> _STATED TASK_
Can you print every record below exactly as written?

> _ENTRIES PROVIDED_
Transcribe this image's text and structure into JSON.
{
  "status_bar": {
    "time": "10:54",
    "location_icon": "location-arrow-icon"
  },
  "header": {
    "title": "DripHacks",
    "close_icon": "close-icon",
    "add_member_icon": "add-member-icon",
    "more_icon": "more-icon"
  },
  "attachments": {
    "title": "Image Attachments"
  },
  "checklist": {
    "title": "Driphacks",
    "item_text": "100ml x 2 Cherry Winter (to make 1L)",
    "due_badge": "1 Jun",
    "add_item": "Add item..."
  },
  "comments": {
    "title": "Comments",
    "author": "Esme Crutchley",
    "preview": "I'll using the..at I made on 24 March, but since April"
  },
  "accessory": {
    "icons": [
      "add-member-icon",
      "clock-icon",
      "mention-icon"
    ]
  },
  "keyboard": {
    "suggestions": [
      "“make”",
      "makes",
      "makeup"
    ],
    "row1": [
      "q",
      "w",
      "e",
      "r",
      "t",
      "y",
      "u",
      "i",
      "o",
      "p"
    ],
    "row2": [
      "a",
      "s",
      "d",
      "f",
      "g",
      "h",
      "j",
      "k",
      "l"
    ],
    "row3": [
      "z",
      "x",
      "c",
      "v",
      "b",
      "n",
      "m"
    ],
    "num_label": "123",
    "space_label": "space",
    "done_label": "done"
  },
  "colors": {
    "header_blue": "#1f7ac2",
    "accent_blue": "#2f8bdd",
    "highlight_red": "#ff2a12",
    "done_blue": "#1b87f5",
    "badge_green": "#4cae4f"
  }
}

> _ANSWER_
Transcribe this image's text and structure into JSON.
{
  "status_bar": {
    "time": "10:54",
    "location_icon": "location-arrow-icon"
  },
  "header": {
    "title": "DripHacks",
    "close_icon": "close-icon",
    "add_member_icon": "add-member-icon",
    "more_icon": "more-icon"
  },
  "attachments": {
    "title": "Image Attachments"
  },
  "checklist": {
    "title": "Driphacks",
    "item_text": "100ml x 2 Cherry Winter (to make 1L)",
    "due_badge": "1 Jun",
    "add_item": "Add item..."
  },
  "comments": {
    "title": "Comments",
    "author": "Esme Crutchley",
    "preview": "I'll using the..at I made on 24 March, but since April"
  },
  "accessory": {
    "icons": [
      "add-member-icon",
      "clock-icon",
      "mention-icon"
    ]
  },
  "keyboard": {
    "suggestions": [
      "“make”",
      "makes",
      "makeup"
    ],
    "row1": [
      "q",
      "w",
      "e",
      "r",
      "t",
      "y",
      "u",
      "i",
      "o",
      "p"
    ],
    "row2": [
      "a",
      "s",
      "d",
      "f",
      "g",
      "h",
      "j",
      "k",
      "l"
    ],
    "row3": [
      "z",
      "x",
      "c",
      "v",
      "b",
      "n",
      "m"
    ],
    "num_label": "123",
    "space_label": "space",
    "done_label": "done"
  },
  "colors": {
    "header_blue": "#1f7ac2",
    "accent_blue": "#2f8bdd",
    "highlight_red": "#ff2a12",
    "done_blue": "#1b87f5",
    "badge_green": "#4cae4f"
  }
}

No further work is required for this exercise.